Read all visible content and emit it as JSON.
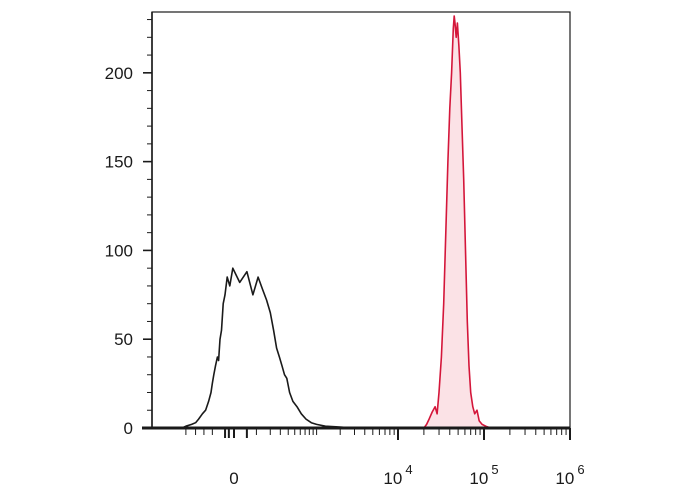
{
  "chart_data": {
    "type": "line",
    "title": "",
    "xlabel": "",
    "ylabel": "",
    "x_scale": "biexponential",
    "y_range": [
      0,
      232
    ],
    "grid": false,
    "legend": "none",
    "y_ticks": [
      {
        "value": 0,
        "label": "0"
      },
      {
        "value": 50,
        "label": "50"
      },
      {
        "value": 100,
        "label": "100"
      },
      {
        "value": 150,
        "label": "150"
      },
      {
        "value": 200,
        "label": "200"
      }
    ],
    "x_ticks": [
      {
        "value": 0,
        "base": "0",
        "exp": ""
      },
      {
        "value": 10000,
        "base": "10",
        "exp": "4"
      },
      {
        "value": 100000,
        "base": "10",
        "exp": "5"
      },
      {
        "value": 1000000,
        "base": "10",
        "exp": "6"
      }
    ],
    "series": [
      {
        "color": "#1a1a1a",
        "fill": "none",
        "points": [
          [
            -4000,
            0
          ],
          [
            -3000,
            1
          ],
          [
            -2000,
            2
          ],
          [
            -1500,
            3
          ],
          [
            -1200,
            5
          ],
          [
            -900,
            8
          ],
          [
            -700,
            10
          ],
          [
            -550,
            15
          ],
          [
            -450,
            20
          ],
          [
            -400,
            25
          ],
          [
            -350,
            30
          ],
          [
            -300,
            35
          ],
          [
            -250,
            40
          ],
          [
            -220,
            38
          ],
          [
            -190,
            50
          ],
          [
            -160,
            55
          ],
          [
            -130,
            70
          ],
          [
            -100,
            75
          ],
          [
            -70,
            85
          ],
          [
            -40,
            80
          ],
          [
            -10,
            90
          ],
          [
            20,
            82
          ],
          [
            50,
            88
          ],
          [
            80,
            75
          ],
          [
            110,
            85
          ],
          [
            140,
            78
          ],
          [
            170,
            72
          ],
          [
            200,
            65
          ],
          [
            230,
            55
          ],
          [
            260,
            45
          ],
          [
            290,
            40
          ],
          [
            320,
            35
          ],
          [
            350,
            30
          ],
          [
            380,
            28
          ],
          [
            420,
            20
          ],
          [
            470,
            15
          ],
          [
            540,
            12
          ],
          [
            620,
            8
          ],
          [
            720,
            5
          ],
          [
            850,
            3
          ],
          [
            1000,
            2
          ],
          [
            1300,
            1
          ],
          [
            2000,
            0.5
          ],
          [
            3000,
            0
          ],
          [
            8000,
            0
          ]
        ]
      },
      {
        "color": "#d4163a",
        "fill": "#fbe2e6",
        "points": [
          [
            20000,
            0
          ],
          [
            21500,
            2
          ],
          [
            23000,
            5
          ],
          [
            25000,
            9
          ],
          [
            27000,
            12
          ],
          [
            28500,
            8
          ],
          [
            30000,
            20
          ],
          [
            32000,
            40
          ],
          [
            34000,
            70
          ],
          [
            36000,
            110
          ],
          [
            38000,
            150
          ],
          [
            40000,
            180
          ],
          [
            42000,
            200
          ],
          [
            44000,
            225
          ],
          [
            45000,
            232
          ],
          [
            46000,
            228
          ],
          [
            47500,
            220
          ],
          [
            49000,
            228
          ],
          [
            51000,
            215
          ],
          [
            53000,
            200
          ],
          [
            55000,
            175
          ],
          [
            58000,
            140
          ],
          [
            61000,
            100
          ],
          [
            64000,
            60
          ],
          [
            67000,
            35
          ],
          [
            70000,
            20
          ],
          [
            74000,
            12
          ],
          [
            78000,
            8
          ],
          [
            83000,
            10
          ],
          [
            88000,
            4
          ],
          [
            95000,
            2
          ],
          [
            105000,
            1
          ],
          [
            120000,
            0
          ]
        ]
      }
    ]
  }
}
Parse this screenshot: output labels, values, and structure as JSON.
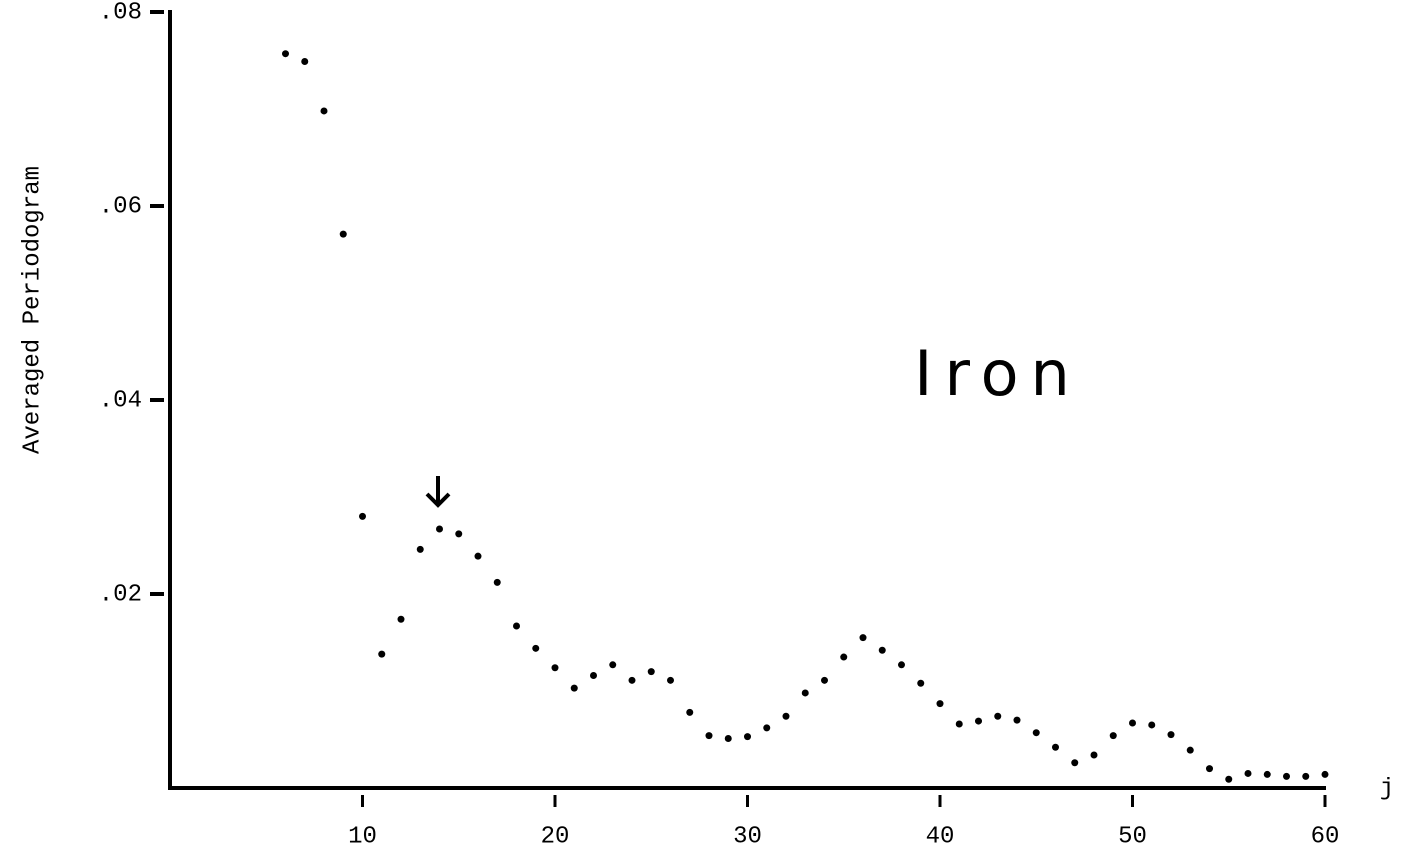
{
  "chart_data": {
    "type": "scatter",
    "ylabel": "Averaged Periodogram",
    "xlabel": "j",
    "annotation": "Iron",
    "color": "#000000",
    "xlim": [
      0,
      60
    ],
    "xticks": [
      10,
      20,
      30,
      40,
      50,
      60
    ],
    "ylim": [
      0,
      0.08
    ],
    "yticks": [
      {
        "value": 0.02,
        "label": ".02"
      },
      {
        "value": 0.04,
        "label": ".04"
      },
      {
        "value": 0.06,
        "label": ".06"
      },
      {
        "value": 0.08,
        "label": ".08"
      }
    ],
    "x": [
      6,
      7,
      8,
      9,
      10,
      11,
      12,
      13,
      14,
      15,
      16,
      17,
      18,
      19,
      20,
      21,
      22,
      23,
      24,
      25,
      26,
      27,
      28,
      29,
      30,
      31,
      32,
      33,
      34,
      35,
      36,
      37,
      38,
      39,
      40,
      41,
      42,
      43,
      44,
      45,
      46,
      47,
      48,
      49,
      50,
      51,
      52,
      53,
      54,
      55,
      56,
      57,
      58,
      59,
      60
    ],
    "values": [
      0.0757,
      0.0749,
      0.0698,
      0.0571,
      0.028,
      0.0138,
      0.0174,
      0.0246,
      0.0267,
      0.0262,
      0.0239,
      0.0212,
      0.0167,
      0.0144,
      0.0124,
      0.0103,
      0.0116,
      0.0127,
      0.0111,
      0.012,
      0.0111,
      0.0078,
      0.0054,
      0.0051,
      0.0053,
      0.0062,
      0.0074,
      0.0098,
      0.0111,
      0.0135,
      0.0155,
      0.0142,
      0.0127,
      0.0108,
      0.0087,
      0.0066,
      0.0069,
      0.0074,
      0.007,
      0.0057,
      0.0042,
      0.0026,
      0.0034,
      0.0054,
      0.0067,
      0.0065,
      0.0055,
      0.0039,
      0.002,
      0.0009,
      0.0015,
      0.0014,
      0.0012,
      0.0012,
      0.0014
    ]
  }
}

__________

WHAT YOU NEED TO DO:
Copy out all the data exactly; skip the pictures.

FINISHED ANSWER:
Read all visible content and emit it as JSON.
{
  "chart_data": {
    "type": "line",
    "title": "",
    "xlabel": "",
    "ylabel": "",
    "x_scale": "biexponential",
    "y_range": [
      0,
      232
    ],
    "grid": false,
    "legend": "none",
    "y_ticks": [
      {
        "value": 0,
        "label": "0"
      },
      {
        "value": 50,
        "label": "50"
      },
      {
        "value": 100,
        "label": "100"
      },
      {
        "value": 150,
        "label": "150"
      },
      {
        "value": 200,
        "label": "200"
      }
    ],
    "x_ticks": [
      {
        "value": 0,
        "base": "0",
        "exp": ""
      },
      {
        "value": 10000,
        "base": "10",
        "exp": "4"
      },
      {
        "value": 100000,
        "base": "10",
        "exp": "5"
      },
      {
        "value": 1000000,
        "base": "10",
        "exp": "6"
      }
    ],
    "series": [
      {
        "color": "#1a1a1a",
        "fill": "none",
        "points": [
          [
            -4000,
            0
          ],
          [
            -3000,
            1
          ],
          [
            -2000,
            2
          ],
          [
            -1500,
            3
          ],
          [
            -1200,
            5
          ],
          [
            -900,
            8
          ],
          [
            -700,
            10
          ],
          [
            -550,
            15
          ],
          [
            -450,
            20
          ],
          [
            -400,
            25
          ],
          [
            -350,
            30
          ],
          [
            -300,
            35
          ],
          [
            -250,
            40
          ],
          [
            -220,
            38
          ],
          [
            -190,
            50
          ],
          [
            -160,
            55
          ],
          [
            -130,
            70
          ],
          [
            -100,
            75
          ],
          [
            -70,
            85
          ],
          [
            -40,
            80
          ],
          [
            -10,
            90
          ],
          [
            20,
            82
          ],
          [
            50,
            88
          ],
          [
            80,
            75
          ],
          [
            110,
            85
          ],
          [
            140,
            78
          ],
          [
            170,
            72
          ],
          [
            200,
            65
          ],
          [
            230,
            55
          ],
          [
            260,
            45
          ],
          [
            290,
            40
          ],
          [
            320,
            35
          ],
          [
            350,
            30
          ],
          [
            380,
            28
          ],
          [
            420,
            20
          ],
          [
            470,
            15
          ],
          [
            540,
            12
          ],
          [
            620,
            8
          ],
          [
            720,
            5
          ],
          [
            850,
            3
          ],
          [
            1000,
            2
          ],
          [
            1300,
            1
          ],
          [
            2000,
            0.5
          ],
          [
            3000,
            0
          ],
          [
            8000,
            0
          ]
        ]
      },
      {
        "color": "#d4163a",
        "fill": "#fbe2e6",
        "points": [
          [
            20000,
            0
          ],
          [
            21500,
            2
          ],
          [
            23000,
            5
          ],
          [
            25000,
            9
          ],
          [
            27000,
            12
          ],
          [
            28500,
            8
          ],
          [
            30000,
            20
          ],
          [
            32000,
            40
          ],
          [
            34000,
            70
          ],
          [
            36000,
            110
          ],
          [
            38000,
            150
          ],
          [
            40000,
            180
          ],
          [
            42000,
            200
          ],
          [
            44000,
            225
          ],
          [
            45000,
            232
          ],
          [
            46000,
            228
          ],
          [
            47500,
            220
          ],
          [
            49000,
            228
          ],
          [
            51000,
            215
          ],
          [
            53000,
            200
          ],
          [
            55000,
            175
          ],
          [
            58000,
            140
          ],
          [
            61000,
            100
          ],
          [
            64000,
            60
          ],
          [
            67000,
            35
          ],
          [
            70000,
            20
          ],
          [
            74000,
            12
          ],
          [
            78000,
            8
          ],
          [
            83000,
            10
          ],
          [
            88000,
            4
          ],
          [
            95000,
            2
          ],
          [
            105000,
            1
          ],
          [
            120000,
            0
          ]
        ]
      }
    ]
  }
}
Parse this screenshot: output labels, values, and structure as JSON.
{
  "chart_data": {
    "type": "scatter",
    "ylabel": "Averaged Periodogram",
    "xlabel": "j",
    "annotation": "Iron",
    "color": "#000000",
    "xlim": [
      0,
      60
    ],
    "xticks": [
      10,
      20,
      30,
      40,
      50,
      60
    ],
    "ylim": [
      0,
      0.08
    ],
    "yticks": [
      {
        "value": 0.02,
        "label": ".02"
      },
      {
        "value": 0.04,
        "label": ".04"
      },
      {
        "value": 0.06,
        "label": ".06"
      },
      {
        "value": 0.08,
        "label": ".08"
      }
    ],
    "x": [
      6,
      7,
      8,
      9,
      10,
      11,
      12,
      13,
      14,
      15,
      16,
      17,
      18,
      19,
      20,
      21,
      22,
      23,
      24,
      25,
      26,
      27,
      28,
      29,
      30,
      31,
      32,
      33,
      34,
      35,
      36,
      37,
      38,
      39,
      40,
      41,
      42,
      43,
      44,
      45,
      46,
      47,
      48,
      49,
      50,
      51,
      52,
      53,
      54,
      55,
      56,
      57,
      58,
      59,
      60
    ],
    "values": [
      0.0757,
      0.0749,
      0.0698,
      0.0571,
      0.028,
      0.0138,
      0.0174,
      0.0246,
      0.0267,
      0.0262,
      0.0239,
      0.0212,
      0.0167,
      0.0144,
      0.0124,
      0.0103,
      0.0116,
      0.0127,
      0.0111,
      0.012,
      0.0111,
      0.0078,
      0.0054,
      0.0051,
      0.0053,
      0.0062,
      0.0074,
      0.0098,
      0.0111,
      0.0135,
      0.0155,
      0.0142,
      0.0127,
      0.0108,
      0.0087,
      0.0066,
      0.0069,
      0.0074,
      0.007,
      0.0057,
      0.0042,
      0.0026,
      0.0034,
      0.0054,
      0.0067,
      0.0065,
      0.0055,
      0.0039,
      0.002,
      0.0009,
      0.0015,
      0.0014,
      0.0012,
      0.0012,
      0.0014
    ]
  }
}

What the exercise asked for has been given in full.